AIM: Retype the whole listing below, character for character.

RECORD EXTRACTS:
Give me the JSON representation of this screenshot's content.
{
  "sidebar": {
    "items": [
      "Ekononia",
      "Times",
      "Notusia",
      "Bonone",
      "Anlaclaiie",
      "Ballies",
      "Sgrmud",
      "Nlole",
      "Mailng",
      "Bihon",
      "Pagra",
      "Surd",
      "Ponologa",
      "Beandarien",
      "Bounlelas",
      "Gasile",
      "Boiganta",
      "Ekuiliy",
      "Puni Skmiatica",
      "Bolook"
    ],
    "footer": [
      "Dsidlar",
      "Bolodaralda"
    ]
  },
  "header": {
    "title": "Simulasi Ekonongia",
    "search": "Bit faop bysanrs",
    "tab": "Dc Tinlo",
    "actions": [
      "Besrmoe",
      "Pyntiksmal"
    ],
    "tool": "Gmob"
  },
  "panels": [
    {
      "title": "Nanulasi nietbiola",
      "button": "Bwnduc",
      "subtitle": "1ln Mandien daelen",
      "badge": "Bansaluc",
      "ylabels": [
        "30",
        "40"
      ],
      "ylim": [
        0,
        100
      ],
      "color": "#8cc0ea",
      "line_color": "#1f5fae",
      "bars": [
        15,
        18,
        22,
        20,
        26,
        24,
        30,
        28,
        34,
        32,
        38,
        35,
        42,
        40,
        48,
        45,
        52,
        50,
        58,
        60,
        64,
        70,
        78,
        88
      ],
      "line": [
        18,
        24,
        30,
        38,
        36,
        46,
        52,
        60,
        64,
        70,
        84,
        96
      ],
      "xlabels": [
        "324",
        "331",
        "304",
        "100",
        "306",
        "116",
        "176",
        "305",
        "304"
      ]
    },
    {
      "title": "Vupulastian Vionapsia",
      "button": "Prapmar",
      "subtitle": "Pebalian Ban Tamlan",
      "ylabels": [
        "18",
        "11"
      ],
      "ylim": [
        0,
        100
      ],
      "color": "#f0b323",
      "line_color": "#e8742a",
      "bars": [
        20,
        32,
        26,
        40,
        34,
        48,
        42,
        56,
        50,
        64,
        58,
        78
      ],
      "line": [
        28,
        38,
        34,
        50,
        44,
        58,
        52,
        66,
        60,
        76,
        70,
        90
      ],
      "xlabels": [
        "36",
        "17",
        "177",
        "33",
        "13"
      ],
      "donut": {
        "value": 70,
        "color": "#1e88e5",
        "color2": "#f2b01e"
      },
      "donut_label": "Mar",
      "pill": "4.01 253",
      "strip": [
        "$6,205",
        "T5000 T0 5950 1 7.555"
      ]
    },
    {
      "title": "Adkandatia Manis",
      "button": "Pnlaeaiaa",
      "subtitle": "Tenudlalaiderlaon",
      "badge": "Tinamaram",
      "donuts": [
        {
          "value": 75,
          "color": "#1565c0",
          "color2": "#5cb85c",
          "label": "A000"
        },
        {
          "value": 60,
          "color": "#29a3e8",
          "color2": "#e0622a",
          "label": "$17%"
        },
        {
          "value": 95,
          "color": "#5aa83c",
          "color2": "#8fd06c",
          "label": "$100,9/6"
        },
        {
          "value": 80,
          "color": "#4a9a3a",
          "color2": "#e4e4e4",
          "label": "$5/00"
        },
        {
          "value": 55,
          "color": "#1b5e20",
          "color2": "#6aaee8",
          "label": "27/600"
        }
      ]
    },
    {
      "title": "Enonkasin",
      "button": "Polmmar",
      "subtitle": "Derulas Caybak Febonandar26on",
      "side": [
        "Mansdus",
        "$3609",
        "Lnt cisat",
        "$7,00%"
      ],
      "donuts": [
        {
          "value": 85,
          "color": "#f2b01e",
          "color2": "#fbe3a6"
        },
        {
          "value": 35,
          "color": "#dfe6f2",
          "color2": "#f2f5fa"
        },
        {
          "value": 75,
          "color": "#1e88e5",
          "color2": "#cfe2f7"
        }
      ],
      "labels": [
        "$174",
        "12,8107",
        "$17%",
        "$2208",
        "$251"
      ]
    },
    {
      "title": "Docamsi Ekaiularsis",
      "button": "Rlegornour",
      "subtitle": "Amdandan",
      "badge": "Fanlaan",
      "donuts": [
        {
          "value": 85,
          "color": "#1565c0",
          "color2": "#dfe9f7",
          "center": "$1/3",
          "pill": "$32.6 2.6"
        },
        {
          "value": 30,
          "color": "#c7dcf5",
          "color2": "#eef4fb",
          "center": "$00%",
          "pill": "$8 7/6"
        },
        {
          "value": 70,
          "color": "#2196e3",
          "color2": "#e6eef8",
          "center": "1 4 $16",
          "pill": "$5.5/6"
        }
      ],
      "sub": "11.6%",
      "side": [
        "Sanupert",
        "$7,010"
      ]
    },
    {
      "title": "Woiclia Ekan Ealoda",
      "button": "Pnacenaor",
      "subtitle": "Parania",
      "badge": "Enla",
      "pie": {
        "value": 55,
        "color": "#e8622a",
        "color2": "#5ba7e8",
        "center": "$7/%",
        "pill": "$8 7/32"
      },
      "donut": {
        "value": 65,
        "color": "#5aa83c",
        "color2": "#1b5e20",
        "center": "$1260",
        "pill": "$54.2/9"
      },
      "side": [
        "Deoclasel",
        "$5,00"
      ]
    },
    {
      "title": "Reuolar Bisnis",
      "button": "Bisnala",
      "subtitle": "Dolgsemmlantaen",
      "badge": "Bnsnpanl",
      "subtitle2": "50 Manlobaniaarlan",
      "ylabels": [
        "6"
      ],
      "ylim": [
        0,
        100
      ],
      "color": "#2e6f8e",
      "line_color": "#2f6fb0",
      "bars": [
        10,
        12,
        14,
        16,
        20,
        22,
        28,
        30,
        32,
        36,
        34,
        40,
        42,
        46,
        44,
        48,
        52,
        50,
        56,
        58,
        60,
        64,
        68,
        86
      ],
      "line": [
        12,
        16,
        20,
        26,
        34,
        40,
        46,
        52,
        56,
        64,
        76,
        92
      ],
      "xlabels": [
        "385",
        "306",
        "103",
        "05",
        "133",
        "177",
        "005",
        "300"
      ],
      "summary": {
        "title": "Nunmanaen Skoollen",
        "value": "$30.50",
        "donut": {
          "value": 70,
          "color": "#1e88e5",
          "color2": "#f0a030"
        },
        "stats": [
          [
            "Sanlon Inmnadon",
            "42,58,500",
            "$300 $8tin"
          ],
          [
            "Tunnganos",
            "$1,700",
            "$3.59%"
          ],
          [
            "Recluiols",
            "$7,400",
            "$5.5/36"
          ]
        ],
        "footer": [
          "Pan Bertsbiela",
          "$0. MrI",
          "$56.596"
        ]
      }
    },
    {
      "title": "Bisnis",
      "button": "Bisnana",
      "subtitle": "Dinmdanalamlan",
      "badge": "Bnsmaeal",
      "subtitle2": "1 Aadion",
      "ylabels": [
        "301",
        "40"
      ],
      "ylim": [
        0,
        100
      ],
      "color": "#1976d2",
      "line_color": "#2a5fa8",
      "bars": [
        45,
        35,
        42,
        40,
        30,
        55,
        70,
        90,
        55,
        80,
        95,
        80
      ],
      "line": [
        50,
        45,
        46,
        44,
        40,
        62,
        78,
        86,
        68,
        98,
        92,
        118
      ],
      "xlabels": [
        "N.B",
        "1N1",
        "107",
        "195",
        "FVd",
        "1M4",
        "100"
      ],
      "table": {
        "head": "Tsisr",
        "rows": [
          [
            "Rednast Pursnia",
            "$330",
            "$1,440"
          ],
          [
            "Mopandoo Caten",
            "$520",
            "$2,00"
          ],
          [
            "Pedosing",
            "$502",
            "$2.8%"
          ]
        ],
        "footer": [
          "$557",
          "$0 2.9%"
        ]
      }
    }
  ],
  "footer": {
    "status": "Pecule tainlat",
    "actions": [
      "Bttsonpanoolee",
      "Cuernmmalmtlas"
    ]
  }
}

FINISHED EXERCISE:
Give me the JSON representation of this screenshot's content.
{
  "sidebar": {
    "items": [
      "Ekononia",
      "Times",
      "Notusia",
      "Bonone",
      "Anlaclaiie",
      "Ballies",
      "Sgrmud",
      "Nlole",
      "Mailng",
      "Bihon",
      "Pagra",
      "Surd",
      "Ponologa",
      "Beandarien",
      "Bounlelas",
      "Gasile",
      "Boiganta",
      "Ekuiliy",
      "Puni Skmiatica",
      "Bolook"
    ],
    "footer": [
      "Dsidlar",
      "Bolodaralda"
    ]
  },
  "header": {
    "title": "Simulasi Ekonongia",
    "search": "Bit faop bysanrs",
    "tab": "Dc Tinlo",
    "actions": [
      "Besrmoe",
      "Pyntiksmal"
    ],
    "tool": "Gmob"
  },
  "panels": [
    {
      "title": "Nanulasi nietbiola",
      "button": "Bwnduc",
      "subtitle": "1ln Mandien daelen",
      "badge": "Bansaluc",
      "ylabels": [
        "30",
        "40"
      ],
      "ylim": [
        0,
        100
      ],
      "color": "#8cc0ea",
      "line_color": "#1f5fae",
      "bars": [
        15,
        18,
        22,
        20,
        26,
        24,
        30,
        28,
        34,
        32,
        38,
        35,
        42,
        40,
        48,
        45,
        52,
        50,
        58,
        60,
        64,
        70,
        78,
        88
      ],
      "line": [
        18,
        24,
        30,
        38,
        36,
        46,
        52,
        60,
        64,
        70,
        84,
        96
      ],
      "xlabels": [
        "324",
        "331",
        "304",
        "100",
        "306",
        "116",
        "176",
        "305",
        "304"
      ]
    },
    {
      "title": "Vupulastian Vionapsia",
      "button": "Prapmar",
      "subtitle": "Pebalian Ban Tamlan",
      "ylabels": [
        "18",
        "11"
      ],
      "ylim": [
        0,
        100
      ],
      "color": "#f0b323",
      "line_color": "#e8742a",
      "bars": [
        20,
        32,
        26,
        40,
        34,
        48,
        42,
        56,
        50,
        64,
        58,
        78
      ],
      "line": [
        28,
        38,
        34,
        50,
        44,
        58,
        52,
        66,
        60,
        76,
        70,
        90
      ],
      "xlabels": [
        "36",
        "17",
        "177",
        "33",
        "13"
      ],
      "donut": {
        "value": 70,
        "color": "#1e88e5",
        "color2": "#f2b01e"
      },
      "donut_label": "Mar",
      "pill": "4.01 253",
      "strip": [
        "$6,205",
        "T5000 T0 5950 1 7.555"
      ]
    },
    {
      "title": "Adkandatia Manis",
      "button": "Pnlaeaiaa",
      "subtitle": "Tenudlalaiderlaon",
      "badge": "Tinamaram",
      "donuts": [
        {
          "value": 75,
          "color": "#1565c0",
          "color2": "#5cb85c",
          "label": "A000"
        },
        {
          "value": 60,
          "color": "#29a3e8",
          "color2": "#e0622a",
          "label": "$17%"
        },
        {
          "value": 95,
          "color": "#5aa83c",
          "color2": "#8fd06c",
          "label": "$100,9/6"
        },
        {
          "value": 80,
          "color": "#4a9a3a",
          "color2": "#e4e4e4",
          "label": "$5/00"
        },
        {
          "value": 55,
          "color": "#1b5e20",
          "color2": "#6aaee8",
          "label": "27/600"
        }
      ]
    },
    {
      "title": "Enonkasin",
      "button": "Polmmar",
      "subtitle": "Derulas Caybak Febonandar26on",
      "side": [
        "Mansdus",
        "$3609",
        "Lnt cisat",
        "$7,00%"
      ],
      "donuts": [
        {
          "value": 85,
          "color": "#f2b01e",
          "color2": "#fbe3a6"
        },
        {
          "value": 35,
          "color": "#dfe6f2",
          "color2": "#f2f5fa"
        },
        {
          "value": 75,
          "color": "#1e88e5",
          "color2": "#cfe2f7"
        }
      ],
      "labels": [
        "$174",
        "12,8107",
        "$17%",
        "$2208",
        "$251"
      ]
    },
    {
      "title": "Docamsi Ekaiularsis",
      "button": "Rlegornour",
      "subtitle": "Amdandan",
      "badge": "Fanlaan",
      "donuts": [
        {
          "value": 85,
          "color": "#1565c0",
          "color2": "#dfe9f7",
          "center": "$1/3",
          "pill": "$32.6 2.6"
        },
        {
          "value": 30,
          "color": "#c7dcf5",
          "color2": "#eef4fb",
          "center": "$00%",
          "pill": "$8 7/6"
        },
        {
          "value": 70,
          "color": "#2196e3",
          "color2": "#e6eef8",
          "center": "1 4 $16",
          "pill": "$5.5/6"
        }
      ],
      "sub": "11.6%",
      "side": [
        "Sanupert",
        "$7,010"
      ]
    },
    {
      "title": "Woiclia Ekan Ealoda",
      "button": "Pnacenaor",
      "subtitle": "Parania",
      "badge": "Enla",
      "pie": {
        "value": 55,
        "color": "#e8622a",
        "color2": "#5ba7e8",
        "center": "$7/%",
        "pill": "$8 7/32"
      },
      "donut": {
        "value": 65,
        "color": "#5aa83c",
        "color2": "#1b5e20",
        "center": "$1260",
        "pill": "$54.2/9"
      },
      "side": [
        "Deoclasel",
        "$5,00"
      ]
    },
    {
      "title": "Reuolar Bisnis",
      "button": "Bisnala",
      "subtitle": "Dolgsemmlantaen",
      "badge": "Bnsnpanl",
      "subtitle2": "50 Manlobaniaarlan",
      "ylabels": [
        "6"
      ],
      "ylim": [
        0,
        100
      ],
      "color": "#2e6f8e",
      "line_color": "#2f6fb0",
      "bars": [
        10,
        12,
        14,
        16,
        20,
        22,
        28,
        30,
        32,
        36,
        34,
        40,
        42,
        46,
        44,
        48,
        52,
        50,
        56,
        58,
        60,
        64,
        68,
        86
      ],
      "line": [
        12,
        16,
        20,
        26,
        34,
        40,
        46,
        52,
        56,
        64,
        76,
        92
      ],
      "xlabels": [
        "385",
        "306",
        "103",
        "05",
        "133",
        "177",
        "005",
        "300"
      ],
      "summary": {
        "title": "Nunmanaen Skoollen",
        "value": "$30.50",
        "donut": {
          "value": 70,
          "color": "#1e88e5",
          "color2": "#f0a030"
        },
        "stats": [
          [
            "Sanlon Inmnadon",
            "42,58,500",
            "$300 $8tin"
          ],
          [
            "Tunnganos",
            "$1,700",
            "$3.59%"
          ],
          [
            "Recluiols",
            "$7,400",
            "$5.5/36"
          ]
        ],
        "footer": [
          "Pan Bertsbiela",
          "$0. MrI",
          "$56.596"
        ]
      }
    },
    {
      "title": "Bisnis",
      "button": "Bisnana",
      "subtitle": "Dinmdanalamlan",
      "badge": "Bnsmaeal",
      "subtitle2": "1 Aadion",
      "ylabels": [
        "301",
        "40"
      ],
      "ylim": [
        0,
        100
      ],
      "color": "#1976d2",
      "line_color": "#2a5fa8",
      "bars": [
        45,
        35,
        42,
        40,
        30,
        55,
        70,
        90,
        55,
        80,
        95,
        80
      ],
      "line": [
        50,
        45,
        46,
        44,
        40,
        62,
        78,
        86,
        68,
        98,
        92,
        118
      ],
      "xlabels": [
        "N.B",
        "1N1",
        "107",
        "195",
        "FVd",
        "1M4",
        "100"
      ],
      "table": {
        "head": "Tsisr",
        "rows": [
          [
            "Rednast Pursnia",
            "$330",
            "$1,440"
          ],
          [
            "Mopandoo Caten",
            "$520",
            "$2,00"
          ],
          [
            "Pedosing",
            "$502",
            "$2.8%"
          ]
        ],
        "footer": [
          "$557",
          "$0 2.9%"
        ]
      }
    }
  ],
  "footer": {
    "status": "Pecule tainlat",
    "actions": [
      "Bttsonpanoolee",
      "Cuernmmalmtlas"
    ]
  }
}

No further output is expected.